Copy the data below exactly.

>>>

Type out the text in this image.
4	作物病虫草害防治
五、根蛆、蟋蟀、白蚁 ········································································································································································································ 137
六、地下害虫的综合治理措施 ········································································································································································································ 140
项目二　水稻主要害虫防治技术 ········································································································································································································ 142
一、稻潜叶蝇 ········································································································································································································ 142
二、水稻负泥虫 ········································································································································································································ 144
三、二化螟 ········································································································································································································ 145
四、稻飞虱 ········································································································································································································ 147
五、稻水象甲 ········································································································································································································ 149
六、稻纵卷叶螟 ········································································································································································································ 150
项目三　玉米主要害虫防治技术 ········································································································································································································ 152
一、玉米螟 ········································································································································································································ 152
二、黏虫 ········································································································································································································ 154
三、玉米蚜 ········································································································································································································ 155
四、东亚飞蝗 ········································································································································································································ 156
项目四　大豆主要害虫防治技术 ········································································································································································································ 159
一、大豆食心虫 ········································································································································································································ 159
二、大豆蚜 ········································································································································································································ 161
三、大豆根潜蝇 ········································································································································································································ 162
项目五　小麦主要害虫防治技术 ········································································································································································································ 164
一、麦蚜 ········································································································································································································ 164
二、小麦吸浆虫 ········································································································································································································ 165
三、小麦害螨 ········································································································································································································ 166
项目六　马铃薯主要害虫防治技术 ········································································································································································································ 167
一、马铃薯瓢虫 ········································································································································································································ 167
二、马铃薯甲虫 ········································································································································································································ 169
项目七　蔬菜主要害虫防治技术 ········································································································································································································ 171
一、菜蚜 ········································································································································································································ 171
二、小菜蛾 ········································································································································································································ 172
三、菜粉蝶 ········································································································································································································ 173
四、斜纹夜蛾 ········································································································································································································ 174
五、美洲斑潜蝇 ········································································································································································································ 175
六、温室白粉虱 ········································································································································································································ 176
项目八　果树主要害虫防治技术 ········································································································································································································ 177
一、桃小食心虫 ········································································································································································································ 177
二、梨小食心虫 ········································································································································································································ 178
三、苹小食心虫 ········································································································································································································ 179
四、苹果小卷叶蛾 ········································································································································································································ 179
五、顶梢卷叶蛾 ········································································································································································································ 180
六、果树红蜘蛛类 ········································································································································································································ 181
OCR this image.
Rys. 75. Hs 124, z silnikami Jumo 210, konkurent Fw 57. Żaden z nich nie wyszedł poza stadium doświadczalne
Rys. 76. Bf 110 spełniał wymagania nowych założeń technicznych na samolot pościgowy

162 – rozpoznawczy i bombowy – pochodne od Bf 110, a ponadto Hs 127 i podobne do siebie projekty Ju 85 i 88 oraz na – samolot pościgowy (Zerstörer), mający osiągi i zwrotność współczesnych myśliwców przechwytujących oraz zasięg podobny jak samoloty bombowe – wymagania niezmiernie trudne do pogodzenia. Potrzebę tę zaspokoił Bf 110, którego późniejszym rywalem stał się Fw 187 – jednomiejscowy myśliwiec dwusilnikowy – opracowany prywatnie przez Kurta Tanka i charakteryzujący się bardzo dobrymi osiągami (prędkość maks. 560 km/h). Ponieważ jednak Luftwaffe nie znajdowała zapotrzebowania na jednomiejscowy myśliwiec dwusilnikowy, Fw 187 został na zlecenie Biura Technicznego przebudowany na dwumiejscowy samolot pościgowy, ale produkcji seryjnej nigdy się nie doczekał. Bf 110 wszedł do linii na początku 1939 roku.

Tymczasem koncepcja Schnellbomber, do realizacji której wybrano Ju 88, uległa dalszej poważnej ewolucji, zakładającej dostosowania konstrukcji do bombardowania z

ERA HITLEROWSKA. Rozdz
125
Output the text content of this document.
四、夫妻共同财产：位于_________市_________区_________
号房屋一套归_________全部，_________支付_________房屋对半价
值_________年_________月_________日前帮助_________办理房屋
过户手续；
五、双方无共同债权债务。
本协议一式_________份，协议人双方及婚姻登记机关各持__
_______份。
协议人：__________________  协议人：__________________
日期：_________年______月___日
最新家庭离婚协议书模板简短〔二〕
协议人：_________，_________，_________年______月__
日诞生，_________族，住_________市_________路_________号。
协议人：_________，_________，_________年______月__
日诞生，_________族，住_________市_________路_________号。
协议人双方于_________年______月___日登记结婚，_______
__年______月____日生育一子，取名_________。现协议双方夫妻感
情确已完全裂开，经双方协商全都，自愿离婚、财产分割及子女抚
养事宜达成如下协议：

<<<

» ANSWER FOR THE TASK
Type out the text in this image.
4	作物病虫草害防治
五、根蛆、蟋蟀、白蚁 ········································································································································································································ 137
六、地下害虫的综合治理措施 ········································································································································································································ 140
项目二　水稻主要害虫防治技术 ········································································································································································································ 142
一、稻潜叶蝇 ········································································································································································································ 142
二、水稻负泥虫 ········································································································································································································ 144
三、二化螟 ········································································································································································································ 145
四、稻飞虱 ········································································································································································································ 147
五、稻水象甲 ········································································································································································································ 149
六、稻纵卷叶螟 ········································································································································································································ 150
项目三　玉米主要害虫防治技术 ········································································································································································································ 152
一、玉米螟 ········································································································································································································ 152
二、黏虫 ········································································································································································································ 154
三、玉米蚜 ········································································································································································································ 155
四、东亚飞蝗 ········································································································································································································ 156
项目四　大豆主要害虫防治技术 ········································································································································································································ 159
一、大豆食心虫 ········································································································································································································ 159
二、大豆蚜 ········································································································································································································ 161
三、大豆根潜蝇 ········································································································································································································ 162
项目五　小麦主要害虫防治技术 ········································································································································································································ 164
一、麦蚜 ········································································································································································································ 164
二、小麦吸浆虫 ········································································································································································································ 165
三、小麦害螨 ········································································································································································································ 166
项目六　马铃薯主要害虫防治技术 ········································································································································································································ 167
一、马铃薯瓢虫 ········································································································································································································ 167
二、马铃薯甲虫 ········································································································································································································ 169
项目七　蔬菜主要害虫防治技术 ········································································································································································································ 171
一、菜蚜 ········································································································································································································ 171
二、小菜蛾 ········································································································································································································ 172
三、菜粉蝶 ········································································································································································································ 173
四、斜纹夜蛾 ········································································································································································································ 174
五、美洲斑潜蝇 ········································································································································································································ 175
六、温室白粉虱 ········································································································································································································ 176
项目八　果树主要害虫防治技术 ········································································································································································································ 177
一、桃小食心虫 ········································································································································································································ 177
二、梨小食心虫 ········································································································································································································ 178
三、苹小食心虫 ········································································································································································································ 179
四、苹果小卷叶蛾 ········································································································································································································ 179
五、顶梢卷叶蛾 ········································································································································································································ 180
六、果树红蜘蛛类 ········································································································································································································ 181
OCR this image.
Rys. 75. Hs 124, z silnikami Jumo 210, konkurent Fw 57. Żaden z nich nie wyszedł poza stadium doświadczalne
Rys. 76. Bf 110 spełniał wymagania nowych założeń technicznych na samolot pościgowy

162 – rozpoznawczy i bombowy – pochodne od Bf 110, a ponadto Hs 127 i podobne do siebie projekty Ju 85 i 88 oraz na – samolot pościgowy (Zerstörer), mający osiągi i zwrotność współczesnych myśliwców przechwytujących oraz zasięg podobny jak samoloty bombowe – wymagania niezmiernie trudne do pogodzenia. Potrzebę tę zaspokoił Bf 110, którego późniejszym rywalem stał się Fw 187 – jednomiejscowy myśliwiec dwusilnikowy – opracowany prywatnie przez Kurta Tanka i charakteryzujący się bardzo dobrymi osiągami (prędkość maks. 560 km/h). Ponieważ jednak Luftwaffe nie znajdowała zapotrzebowania na jednomiejscowy myśliwiec dwusilnikowy, Fw 187 został na zlecenie Biura Technicznego przebudowany na dwumiejscowy samolot pościgowy, ale produkcji seryjnej nigdy się nie doczekał. Bf 110 wszedł do linii na początku 1939 roku.

Tymczasem koncepcja Schnellbomber, do realizacji której wybrano Ju 88, uległa dalszej poważnej ewolucji, zakładającej dostosowania konstrukcji do bombardowania z

ERA HITLEROWSKA. Rozdz
125
Output the text content of this document.
四、夫妻共同财产：位于_________市_________区_________
号房屋一套归_________全部，_________支付_________房屋对半价
值_________年_________月_________日前帮助_________办理房屋
过户手续；
五、双方无共同债权债务。
本协议一式_________份，协议人双方及婚姻登记机关各持__
_______份。
协议人：__________________  协议人：__________________
日期：_________年______月___日
最新家庭离婚协议书模板简短〔二〕
协议人：_________，_________，_________年______月__
日诞生，_________族，住_________市_________路_________号。
协议人：_________，_________，_________年______月__
日诞生，_________族，住_________市_________路_________号。
协议人双方于_________年______月___日登记结婚，_______
__年______月____日生育一子，取名_________。现协议双方夫妻感
情确已完全裂开，经双方协商全都，自愿离婚、财产分割及子女抚
养事宜达成如下协议：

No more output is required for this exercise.